[Collected data]
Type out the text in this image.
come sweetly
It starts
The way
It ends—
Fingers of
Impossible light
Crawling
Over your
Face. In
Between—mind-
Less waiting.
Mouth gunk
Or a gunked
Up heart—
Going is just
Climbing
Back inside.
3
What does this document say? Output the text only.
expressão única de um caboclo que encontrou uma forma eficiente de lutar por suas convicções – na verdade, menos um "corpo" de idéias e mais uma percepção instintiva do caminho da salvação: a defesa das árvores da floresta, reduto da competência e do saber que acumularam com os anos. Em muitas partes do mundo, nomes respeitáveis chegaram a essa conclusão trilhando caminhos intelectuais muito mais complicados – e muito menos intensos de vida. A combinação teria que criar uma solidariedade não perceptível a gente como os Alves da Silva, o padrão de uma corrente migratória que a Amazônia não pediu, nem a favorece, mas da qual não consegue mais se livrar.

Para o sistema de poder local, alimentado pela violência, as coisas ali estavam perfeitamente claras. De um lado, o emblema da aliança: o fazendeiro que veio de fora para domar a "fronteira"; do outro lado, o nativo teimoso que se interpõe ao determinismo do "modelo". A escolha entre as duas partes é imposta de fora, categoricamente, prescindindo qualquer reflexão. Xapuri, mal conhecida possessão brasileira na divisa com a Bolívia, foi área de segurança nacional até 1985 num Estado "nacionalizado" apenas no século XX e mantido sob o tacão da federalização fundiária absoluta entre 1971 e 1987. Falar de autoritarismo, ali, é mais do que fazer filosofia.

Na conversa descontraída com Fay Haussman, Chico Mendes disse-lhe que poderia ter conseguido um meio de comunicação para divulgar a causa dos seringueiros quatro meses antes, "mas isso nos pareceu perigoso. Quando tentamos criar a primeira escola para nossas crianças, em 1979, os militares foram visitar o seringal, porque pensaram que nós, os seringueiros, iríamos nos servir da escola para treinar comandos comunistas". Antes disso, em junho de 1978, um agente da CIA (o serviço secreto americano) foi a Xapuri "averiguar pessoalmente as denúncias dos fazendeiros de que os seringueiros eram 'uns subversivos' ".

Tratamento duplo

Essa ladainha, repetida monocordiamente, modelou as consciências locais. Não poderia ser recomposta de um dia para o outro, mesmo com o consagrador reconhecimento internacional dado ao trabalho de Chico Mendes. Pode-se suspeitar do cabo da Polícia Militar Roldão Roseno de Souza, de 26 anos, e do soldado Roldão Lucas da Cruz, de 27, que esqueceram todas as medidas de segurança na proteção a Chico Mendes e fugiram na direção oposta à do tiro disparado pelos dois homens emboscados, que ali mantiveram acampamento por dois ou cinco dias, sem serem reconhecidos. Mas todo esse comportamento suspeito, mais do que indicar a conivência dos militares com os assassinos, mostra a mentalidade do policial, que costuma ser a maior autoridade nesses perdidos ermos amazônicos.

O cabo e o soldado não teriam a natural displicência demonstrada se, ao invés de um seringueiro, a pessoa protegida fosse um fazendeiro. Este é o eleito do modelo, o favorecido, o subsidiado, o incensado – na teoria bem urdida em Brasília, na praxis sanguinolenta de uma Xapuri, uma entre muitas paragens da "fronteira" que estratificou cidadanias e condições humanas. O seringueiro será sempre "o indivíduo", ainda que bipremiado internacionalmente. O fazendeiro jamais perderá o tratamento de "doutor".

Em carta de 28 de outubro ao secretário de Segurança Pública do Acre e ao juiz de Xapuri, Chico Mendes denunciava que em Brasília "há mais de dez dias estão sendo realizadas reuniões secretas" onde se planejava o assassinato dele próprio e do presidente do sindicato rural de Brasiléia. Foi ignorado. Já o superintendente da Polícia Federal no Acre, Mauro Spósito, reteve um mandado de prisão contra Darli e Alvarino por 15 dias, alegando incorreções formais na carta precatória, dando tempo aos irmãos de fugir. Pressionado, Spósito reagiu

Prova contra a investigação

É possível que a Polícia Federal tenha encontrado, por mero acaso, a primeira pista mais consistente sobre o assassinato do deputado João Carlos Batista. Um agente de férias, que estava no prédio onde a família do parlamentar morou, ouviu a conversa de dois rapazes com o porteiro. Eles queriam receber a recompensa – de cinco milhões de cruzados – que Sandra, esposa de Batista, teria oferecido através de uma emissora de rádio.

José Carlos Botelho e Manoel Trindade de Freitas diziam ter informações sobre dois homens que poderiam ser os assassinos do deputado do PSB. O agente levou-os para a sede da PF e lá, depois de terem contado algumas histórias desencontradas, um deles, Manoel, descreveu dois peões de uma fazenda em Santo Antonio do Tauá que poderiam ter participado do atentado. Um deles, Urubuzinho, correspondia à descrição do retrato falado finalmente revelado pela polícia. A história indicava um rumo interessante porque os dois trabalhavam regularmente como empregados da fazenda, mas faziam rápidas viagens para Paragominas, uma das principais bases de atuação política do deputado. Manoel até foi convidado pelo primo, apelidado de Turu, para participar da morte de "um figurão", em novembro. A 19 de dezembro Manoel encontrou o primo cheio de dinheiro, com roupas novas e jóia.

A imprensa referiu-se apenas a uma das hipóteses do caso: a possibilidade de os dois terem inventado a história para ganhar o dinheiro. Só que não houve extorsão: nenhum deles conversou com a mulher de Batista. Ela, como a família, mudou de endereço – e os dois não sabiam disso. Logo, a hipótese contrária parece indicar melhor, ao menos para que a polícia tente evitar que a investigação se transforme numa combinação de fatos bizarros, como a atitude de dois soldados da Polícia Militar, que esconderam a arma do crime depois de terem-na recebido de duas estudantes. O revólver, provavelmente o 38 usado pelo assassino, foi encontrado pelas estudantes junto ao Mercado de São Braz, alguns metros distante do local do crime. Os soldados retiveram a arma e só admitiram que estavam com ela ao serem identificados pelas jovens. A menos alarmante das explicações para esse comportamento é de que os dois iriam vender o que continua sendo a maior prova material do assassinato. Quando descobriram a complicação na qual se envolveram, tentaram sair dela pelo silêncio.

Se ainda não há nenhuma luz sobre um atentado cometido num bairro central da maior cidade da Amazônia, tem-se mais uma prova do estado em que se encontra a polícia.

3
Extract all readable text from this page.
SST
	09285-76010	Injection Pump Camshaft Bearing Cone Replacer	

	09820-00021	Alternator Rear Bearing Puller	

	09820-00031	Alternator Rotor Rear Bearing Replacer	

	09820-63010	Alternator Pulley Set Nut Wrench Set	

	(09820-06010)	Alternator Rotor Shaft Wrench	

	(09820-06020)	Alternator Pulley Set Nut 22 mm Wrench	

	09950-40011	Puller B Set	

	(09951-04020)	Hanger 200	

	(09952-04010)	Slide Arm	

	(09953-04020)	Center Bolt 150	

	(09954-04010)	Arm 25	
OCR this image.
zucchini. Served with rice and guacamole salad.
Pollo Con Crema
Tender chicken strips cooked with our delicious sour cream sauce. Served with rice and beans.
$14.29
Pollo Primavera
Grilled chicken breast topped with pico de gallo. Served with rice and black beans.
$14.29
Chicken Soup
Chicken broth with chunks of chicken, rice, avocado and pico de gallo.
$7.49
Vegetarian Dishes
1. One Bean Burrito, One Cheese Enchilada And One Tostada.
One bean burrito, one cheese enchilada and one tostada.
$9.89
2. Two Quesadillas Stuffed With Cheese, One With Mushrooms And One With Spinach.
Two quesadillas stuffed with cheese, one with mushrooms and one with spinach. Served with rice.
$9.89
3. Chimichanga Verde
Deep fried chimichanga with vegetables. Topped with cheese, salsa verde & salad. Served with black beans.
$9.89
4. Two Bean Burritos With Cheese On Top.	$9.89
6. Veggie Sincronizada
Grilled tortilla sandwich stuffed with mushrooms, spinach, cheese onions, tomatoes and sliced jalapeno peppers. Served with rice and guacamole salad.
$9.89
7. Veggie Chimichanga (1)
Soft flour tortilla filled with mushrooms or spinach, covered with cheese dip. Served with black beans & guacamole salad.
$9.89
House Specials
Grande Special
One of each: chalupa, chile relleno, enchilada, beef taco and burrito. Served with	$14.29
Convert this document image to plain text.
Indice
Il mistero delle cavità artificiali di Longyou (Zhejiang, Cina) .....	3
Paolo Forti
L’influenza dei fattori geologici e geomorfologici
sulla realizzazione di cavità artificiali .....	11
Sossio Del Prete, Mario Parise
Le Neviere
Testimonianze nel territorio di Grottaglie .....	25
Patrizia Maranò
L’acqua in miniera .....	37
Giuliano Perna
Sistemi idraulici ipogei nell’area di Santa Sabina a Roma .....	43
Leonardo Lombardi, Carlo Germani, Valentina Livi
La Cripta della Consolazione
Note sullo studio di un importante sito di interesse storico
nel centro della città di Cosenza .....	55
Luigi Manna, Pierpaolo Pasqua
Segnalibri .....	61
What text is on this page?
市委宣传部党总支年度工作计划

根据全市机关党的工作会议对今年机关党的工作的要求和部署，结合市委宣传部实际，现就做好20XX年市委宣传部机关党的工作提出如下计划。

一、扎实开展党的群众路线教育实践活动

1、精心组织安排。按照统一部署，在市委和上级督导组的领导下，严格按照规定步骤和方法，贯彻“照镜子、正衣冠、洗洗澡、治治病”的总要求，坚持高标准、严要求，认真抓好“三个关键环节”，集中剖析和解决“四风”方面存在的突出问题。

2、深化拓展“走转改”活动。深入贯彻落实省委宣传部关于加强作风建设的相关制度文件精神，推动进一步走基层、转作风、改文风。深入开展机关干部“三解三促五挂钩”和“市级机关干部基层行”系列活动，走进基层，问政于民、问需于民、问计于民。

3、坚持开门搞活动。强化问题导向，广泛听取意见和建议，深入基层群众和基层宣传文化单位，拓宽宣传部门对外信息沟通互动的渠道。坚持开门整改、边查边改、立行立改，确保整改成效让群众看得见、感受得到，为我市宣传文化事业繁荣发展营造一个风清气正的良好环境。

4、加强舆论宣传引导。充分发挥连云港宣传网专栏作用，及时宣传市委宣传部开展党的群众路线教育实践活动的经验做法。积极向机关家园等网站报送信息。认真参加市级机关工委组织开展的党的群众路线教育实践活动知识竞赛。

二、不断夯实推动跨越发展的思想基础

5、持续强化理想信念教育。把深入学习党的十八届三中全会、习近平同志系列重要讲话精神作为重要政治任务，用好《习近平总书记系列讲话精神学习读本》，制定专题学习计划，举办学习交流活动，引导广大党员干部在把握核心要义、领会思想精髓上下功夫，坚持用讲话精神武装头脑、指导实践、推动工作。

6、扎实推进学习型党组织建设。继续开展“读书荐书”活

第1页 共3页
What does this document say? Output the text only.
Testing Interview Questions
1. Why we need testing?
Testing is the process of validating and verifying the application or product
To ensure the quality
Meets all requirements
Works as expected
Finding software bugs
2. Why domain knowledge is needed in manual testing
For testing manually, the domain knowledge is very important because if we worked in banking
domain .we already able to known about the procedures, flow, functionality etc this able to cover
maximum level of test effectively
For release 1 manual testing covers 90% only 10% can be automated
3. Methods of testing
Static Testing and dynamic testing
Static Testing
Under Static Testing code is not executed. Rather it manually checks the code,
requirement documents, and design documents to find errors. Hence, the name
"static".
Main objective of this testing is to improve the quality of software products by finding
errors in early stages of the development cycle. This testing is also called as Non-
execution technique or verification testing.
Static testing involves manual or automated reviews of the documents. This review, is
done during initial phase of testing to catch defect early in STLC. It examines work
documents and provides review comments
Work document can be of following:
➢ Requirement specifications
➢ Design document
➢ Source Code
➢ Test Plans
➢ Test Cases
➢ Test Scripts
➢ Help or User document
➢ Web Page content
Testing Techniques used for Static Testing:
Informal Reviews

EXERCISE REQUIREMENTS -> Make a copy of each line that contains the string "early".

RESULT OF THE TASK ->
errors in early stages of the development cycle. This testing is also called as Non-
done during initial phase of testing to catch defect early in STLC. It examines work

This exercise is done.